→ Exercise prompt:
Single out each line with the word "familia" and copy it.

----

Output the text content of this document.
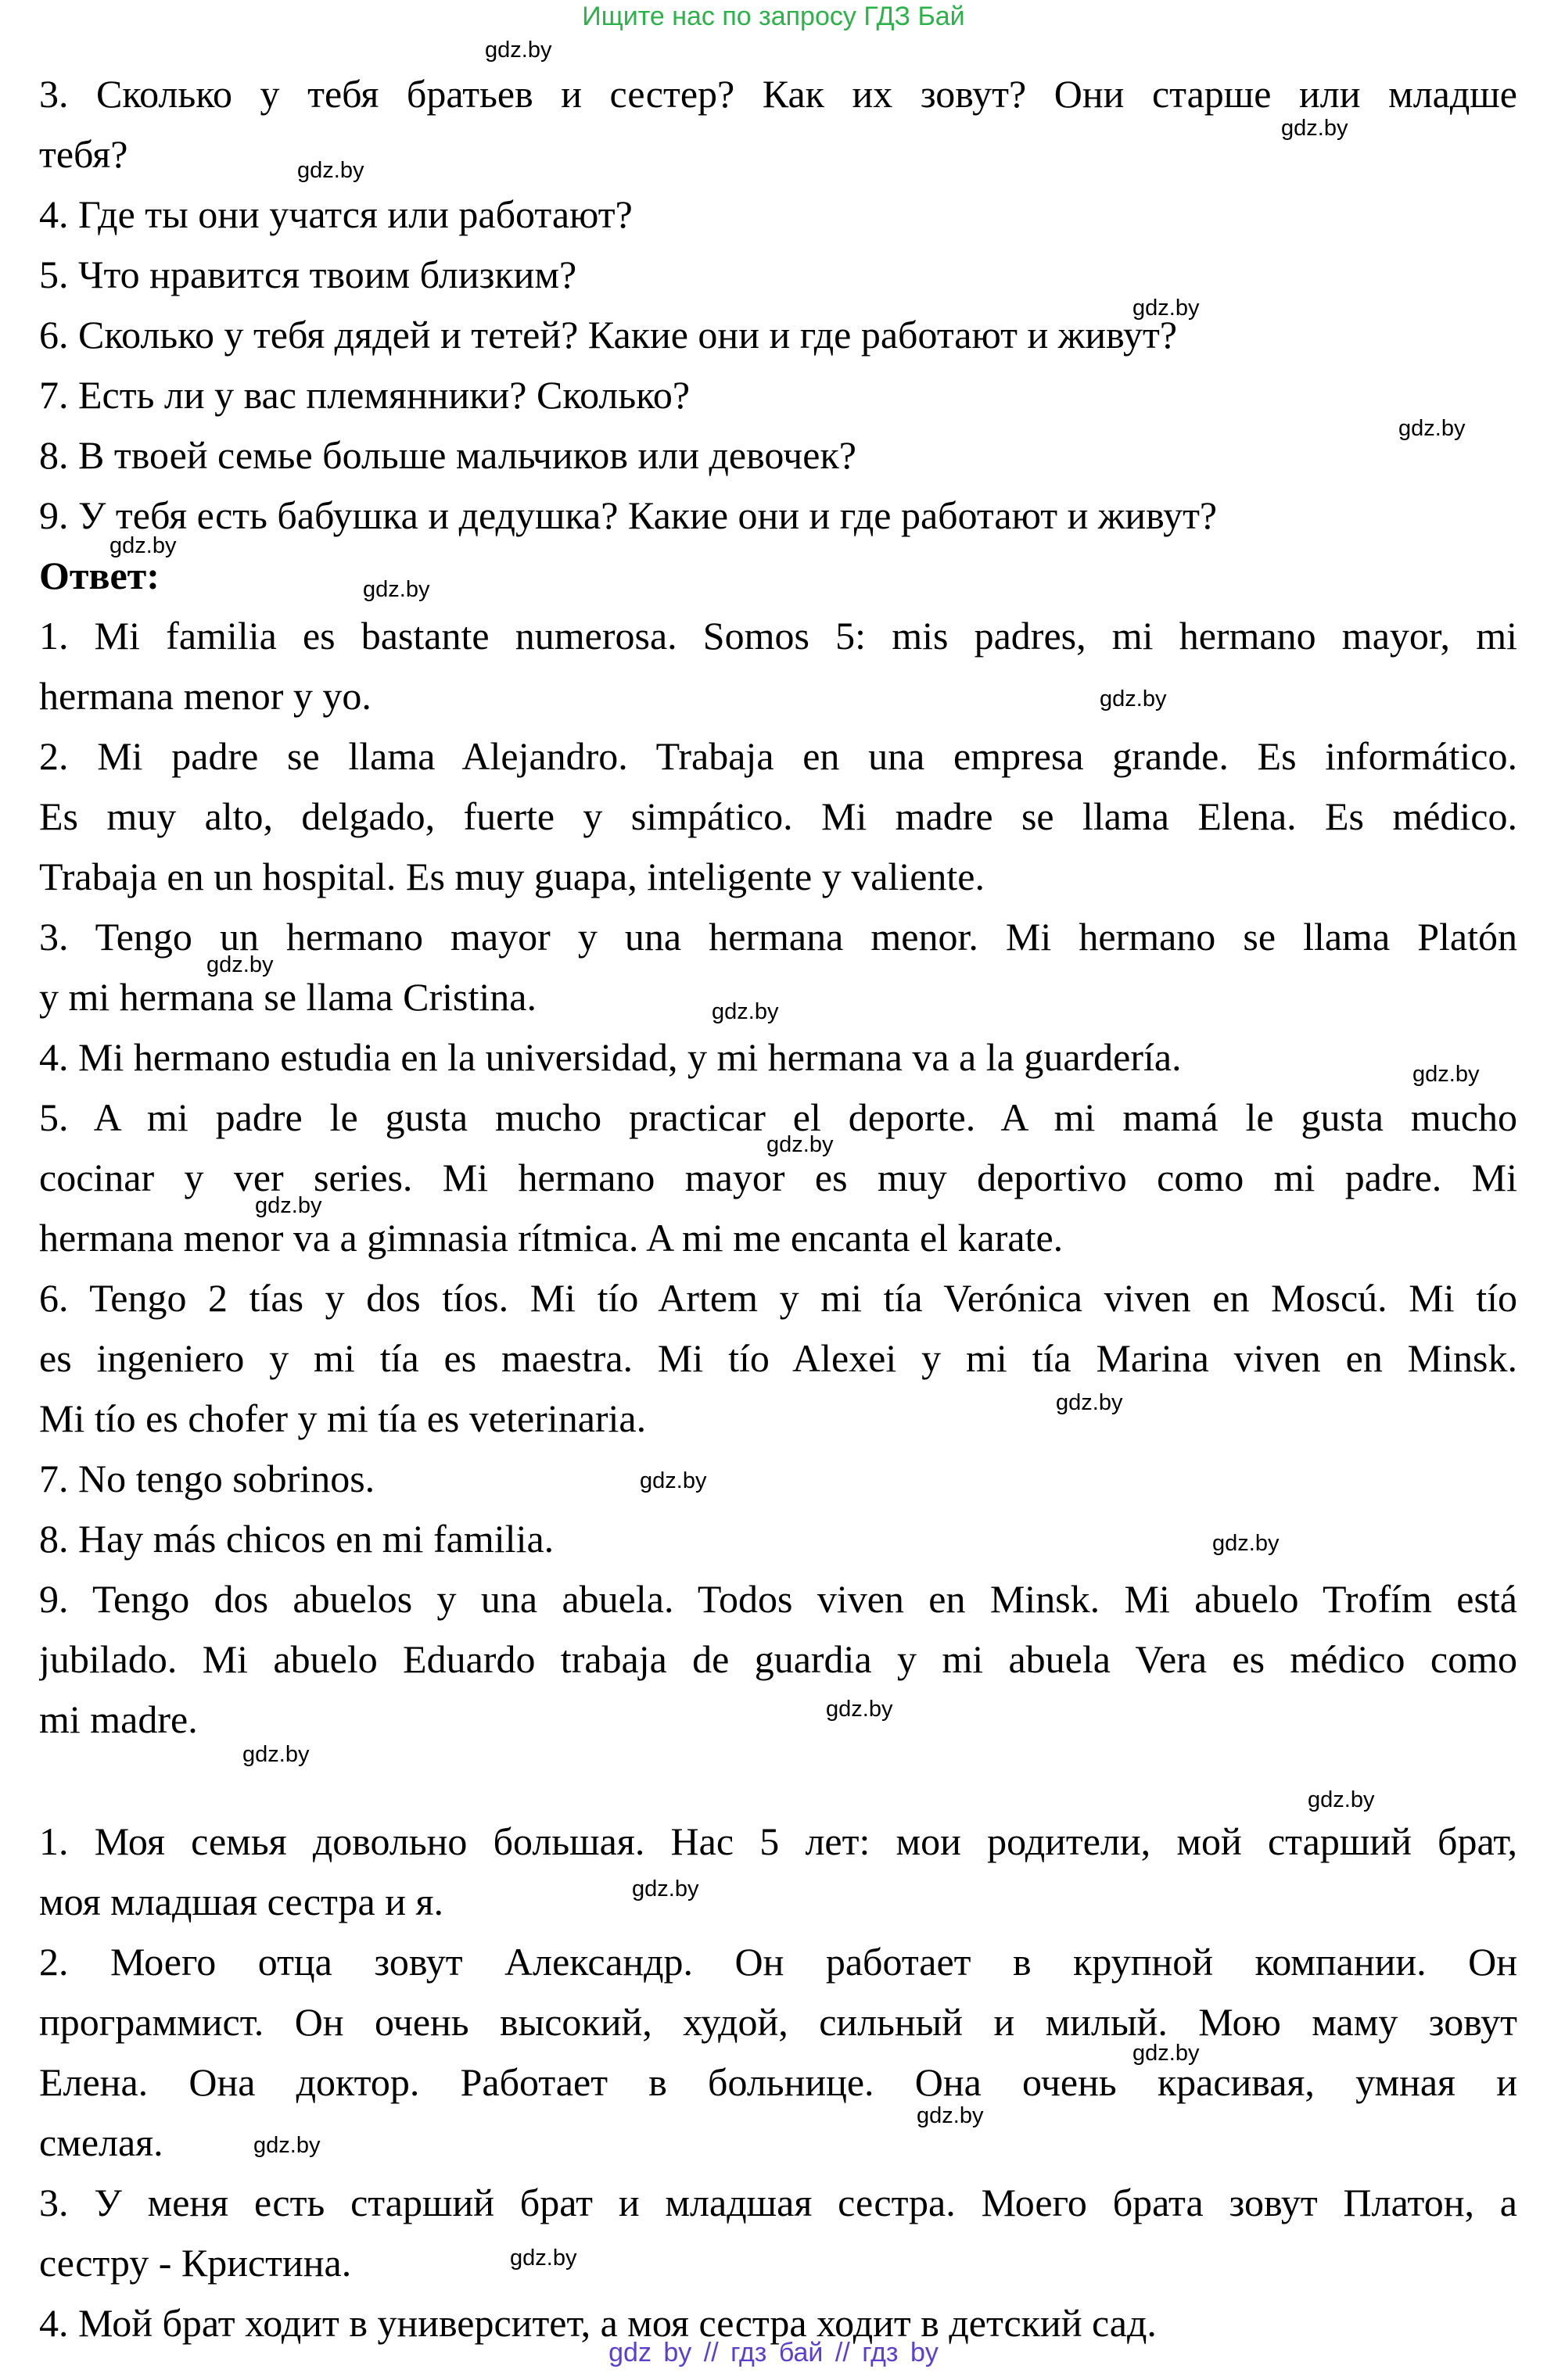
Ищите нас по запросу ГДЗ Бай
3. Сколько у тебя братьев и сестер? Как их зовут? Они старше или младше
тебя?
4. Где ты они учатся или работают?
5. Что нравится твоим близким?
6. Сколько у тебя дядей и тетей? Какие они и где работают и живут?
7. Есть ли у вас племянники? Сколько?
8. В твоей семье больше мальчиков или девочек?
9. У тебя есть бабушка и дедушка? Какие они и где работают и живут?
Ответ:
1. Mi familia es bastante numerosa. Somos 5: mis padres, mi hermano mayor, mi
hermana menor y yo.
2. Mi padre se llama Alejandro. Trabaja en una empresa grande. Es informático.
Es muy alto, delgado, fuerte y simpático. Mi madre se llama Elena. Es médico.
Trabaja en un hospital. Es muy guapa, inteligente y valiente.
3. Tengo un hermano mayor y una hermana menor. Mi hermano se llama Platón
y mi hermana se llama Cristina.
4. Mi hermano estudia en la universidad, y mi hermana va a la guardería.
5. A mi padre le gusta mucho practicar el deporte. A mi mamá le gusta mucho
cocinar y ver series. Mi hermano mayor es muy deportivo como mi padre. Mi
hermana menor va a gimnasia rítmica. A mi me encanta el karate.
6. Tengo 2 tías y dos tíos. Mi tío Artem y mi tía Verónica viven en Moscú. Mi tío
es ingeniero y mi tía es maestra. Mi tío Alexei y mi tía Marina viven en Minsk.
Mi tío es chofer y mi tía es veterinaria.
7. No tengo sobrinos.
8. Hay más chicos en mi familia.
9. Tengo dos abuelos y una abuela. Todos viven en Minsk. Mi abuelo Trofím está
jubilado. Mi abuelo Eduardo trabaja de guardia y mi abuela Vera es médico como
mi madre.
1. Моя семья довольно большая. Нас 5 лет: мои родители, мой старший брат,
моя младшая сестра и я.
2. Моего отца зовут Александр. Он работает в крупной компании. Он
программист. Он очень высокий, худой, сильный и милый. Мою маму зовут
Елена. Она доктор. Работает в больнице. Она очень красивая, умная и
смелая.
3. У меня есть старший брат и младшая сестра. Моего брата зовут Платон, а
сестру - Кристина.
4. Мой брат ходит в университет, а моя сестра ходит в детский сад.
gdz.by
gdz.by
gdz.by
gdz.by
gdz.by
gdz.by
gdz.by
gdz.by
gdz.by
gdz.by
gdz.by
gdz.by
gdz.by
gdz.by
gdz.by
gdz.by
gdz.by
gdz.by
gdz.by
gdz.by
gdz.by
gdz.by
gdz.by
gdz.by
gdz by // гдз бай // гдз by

----

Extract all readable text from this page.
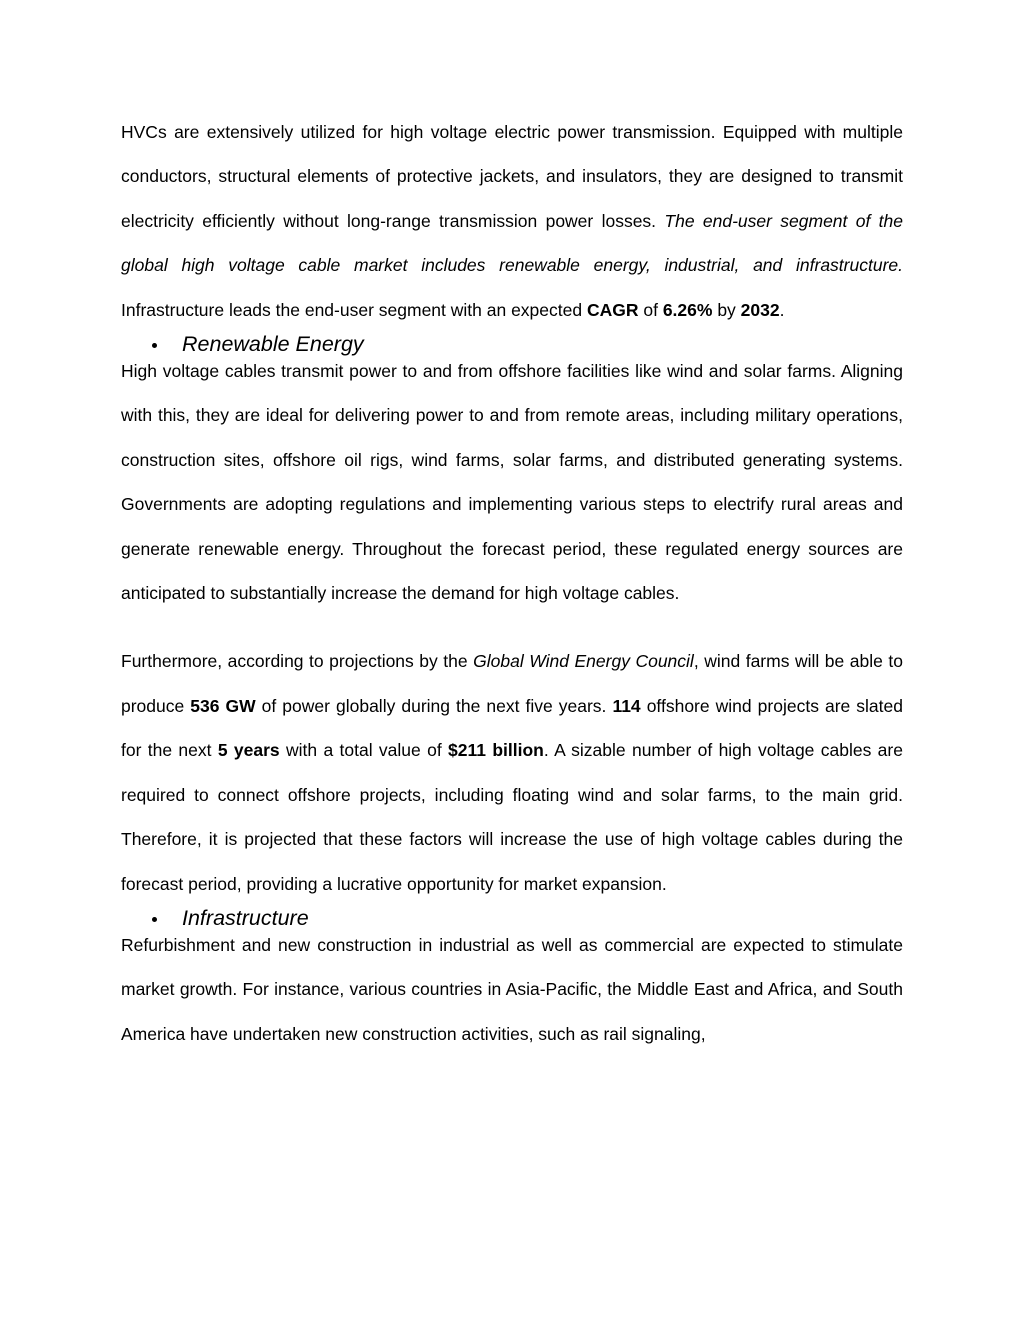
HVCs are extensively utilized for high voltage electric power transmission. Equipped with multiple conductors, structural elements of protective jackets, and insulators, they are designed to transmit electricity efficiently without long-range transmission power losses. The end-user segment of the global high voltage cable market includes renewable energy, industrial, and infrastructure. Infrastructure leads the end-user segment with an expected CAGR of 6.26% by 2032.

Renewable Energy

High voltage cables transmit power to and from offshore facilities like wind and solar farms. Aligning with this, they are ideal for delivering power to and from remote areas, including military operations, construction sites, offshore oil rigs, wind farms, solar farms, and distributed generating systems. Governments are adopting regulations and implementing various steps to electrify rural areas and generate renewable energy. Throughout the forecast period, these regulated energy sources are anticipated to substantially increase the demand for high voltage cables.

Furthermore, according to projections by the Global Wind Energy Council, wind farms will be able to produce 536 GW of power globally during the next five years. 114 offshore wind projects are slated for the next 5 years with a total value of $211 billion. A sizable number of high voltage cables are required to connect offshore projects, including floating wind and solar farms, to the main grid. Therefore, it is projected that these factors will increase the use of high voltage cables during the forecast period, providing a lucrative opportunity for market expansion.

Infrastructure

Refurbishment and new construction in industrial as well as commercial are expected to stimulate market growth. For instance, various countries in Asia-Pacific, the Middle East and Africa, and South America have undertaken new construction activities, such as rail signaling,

----

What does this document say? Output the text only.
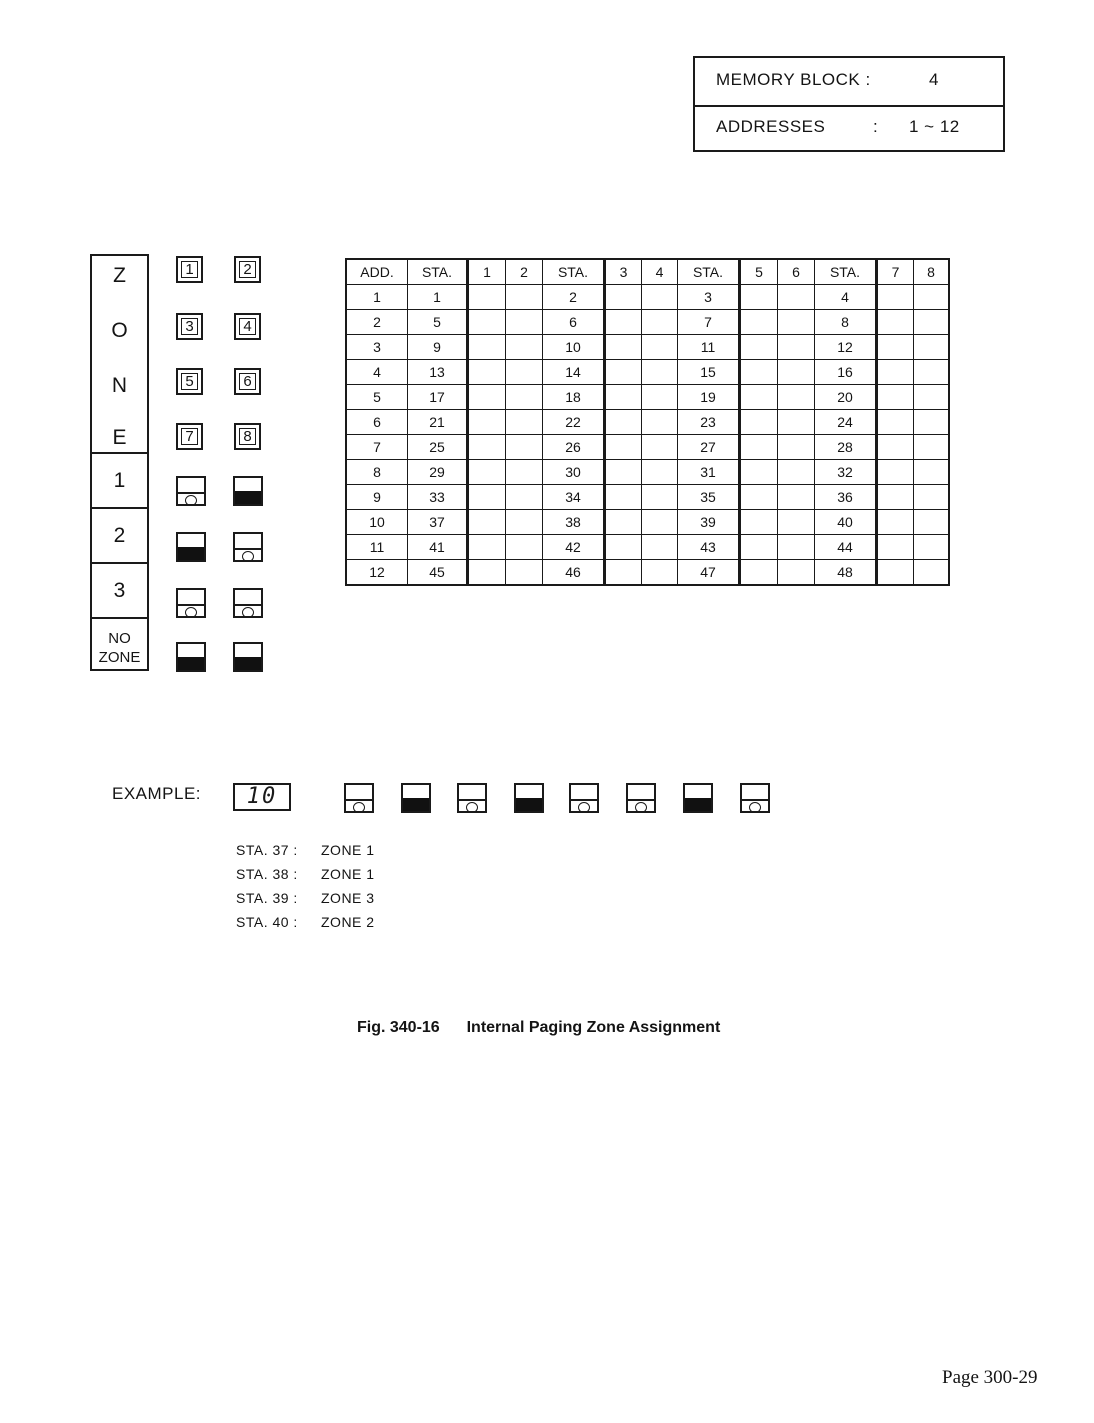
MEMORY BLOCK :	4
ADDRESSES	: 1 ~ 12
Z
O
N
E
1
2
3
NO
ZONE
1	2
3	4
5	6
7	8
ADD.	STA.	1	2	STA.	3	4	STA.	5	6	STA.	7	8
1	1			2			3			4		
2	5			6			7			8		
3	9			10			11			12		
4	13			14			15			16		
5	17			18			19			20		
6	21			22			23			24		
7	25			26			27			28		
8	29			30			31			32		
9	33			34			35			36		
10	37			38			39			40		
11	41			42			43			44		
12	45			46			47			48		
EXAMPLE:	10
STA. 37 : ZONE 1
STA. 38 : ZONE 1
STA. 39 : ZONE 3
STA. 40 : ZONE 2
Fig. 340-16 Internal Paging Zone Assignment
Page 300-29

----

→ Response:
1. Mi familia es bastante numerosa. Somos 5: mis padres, mi hermano mayor, mi
8. Hay más chicos en mi familia.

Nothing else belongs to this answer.